## [RECORDS FOR THIS EXERCISE]
::::

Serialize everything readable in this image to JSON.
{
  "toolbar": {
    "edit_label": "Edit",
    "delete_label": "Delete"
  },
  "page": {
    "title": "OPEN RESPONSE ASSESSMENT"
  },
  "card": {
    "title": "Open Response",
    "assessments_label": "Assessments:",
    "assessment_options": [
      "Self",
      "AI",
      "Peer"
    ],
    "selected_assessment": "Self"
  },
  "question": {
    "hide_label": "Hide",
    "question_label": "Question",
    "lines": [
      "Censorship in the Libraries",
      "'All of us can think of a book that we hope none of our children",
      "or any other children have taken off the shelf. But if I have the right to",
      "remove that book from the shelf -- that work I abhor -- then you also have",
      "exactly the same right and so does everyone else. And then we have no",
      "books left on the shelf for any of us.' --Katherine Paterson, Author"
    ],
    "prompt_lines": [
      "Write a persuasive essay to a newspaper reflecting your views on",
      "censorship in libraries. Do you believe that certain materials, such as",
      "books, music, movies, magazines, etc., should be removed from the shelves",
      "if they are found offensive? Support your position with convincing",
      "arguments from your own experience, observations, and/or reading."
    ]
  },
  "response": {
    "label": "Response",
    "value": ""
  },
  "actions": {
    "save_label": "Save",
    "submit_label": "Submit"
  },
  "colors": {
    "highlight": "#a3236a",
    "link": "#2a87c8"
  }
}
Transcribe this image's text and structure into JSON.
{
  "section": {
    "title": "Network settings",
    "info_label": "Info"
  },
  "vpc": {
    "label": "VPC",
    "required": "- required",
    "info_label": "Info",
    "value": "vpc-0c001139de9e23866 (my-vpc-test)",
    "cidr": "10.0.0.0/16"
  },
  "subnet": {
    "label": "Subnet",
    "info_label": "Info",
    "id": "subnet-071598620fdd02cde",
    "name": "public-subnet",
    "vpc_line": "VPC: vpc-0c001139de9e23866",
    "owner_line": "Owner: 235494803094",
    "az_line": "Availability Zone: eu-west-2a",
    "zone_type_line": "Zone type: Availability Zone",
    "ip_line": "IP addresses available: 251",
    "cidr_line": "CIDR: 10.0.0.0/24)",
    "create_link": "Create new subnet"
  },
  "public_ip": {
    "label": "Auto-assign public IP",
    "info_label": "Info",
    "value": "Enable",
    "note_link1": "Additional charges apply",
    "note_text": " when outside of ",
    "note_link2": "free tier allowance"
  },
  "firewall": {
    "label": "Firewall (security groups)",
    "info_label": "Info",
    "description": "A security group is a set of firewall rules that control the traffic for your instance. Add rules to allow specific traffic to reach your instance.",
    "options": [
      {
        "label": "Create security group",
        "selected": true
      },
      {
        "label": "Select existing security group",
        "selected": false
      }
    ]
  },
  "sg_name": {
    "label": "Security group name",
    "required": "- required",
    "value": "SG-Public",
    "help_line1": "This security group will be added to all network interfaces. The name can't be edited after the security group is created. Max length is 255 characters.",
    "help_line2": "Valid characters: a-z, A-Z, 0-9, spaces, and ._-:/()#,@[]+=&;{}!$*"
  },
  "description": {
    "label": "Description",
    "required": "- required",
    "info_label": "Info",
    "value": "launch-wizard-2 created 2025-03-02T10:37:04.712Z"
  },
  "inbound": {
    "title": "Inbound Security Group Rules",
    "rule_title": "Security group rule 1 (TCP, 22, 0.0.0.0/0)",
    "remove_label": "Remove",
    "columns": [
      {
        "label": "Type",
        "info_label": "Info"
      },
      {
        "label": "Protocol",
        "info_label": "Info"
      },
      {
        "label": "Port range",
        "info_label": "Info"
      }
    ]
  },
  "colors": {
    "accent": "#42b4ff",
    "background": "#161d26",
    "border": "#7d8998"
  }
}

::::

## [SET EXERCISE]
Where a line of the material above holds the string "characters", copy that line.

## [COMPLETED EXERCISE]
    "help_line1": "This security group will be added to all network interfaces. The name can't be edited after the security group is created. Max length is 255 characters.",
    "help_line2": "Valid characters: a-z, A-Z, 0-9, spaces, and ._-:/()#,@[]+=&;{}!$*"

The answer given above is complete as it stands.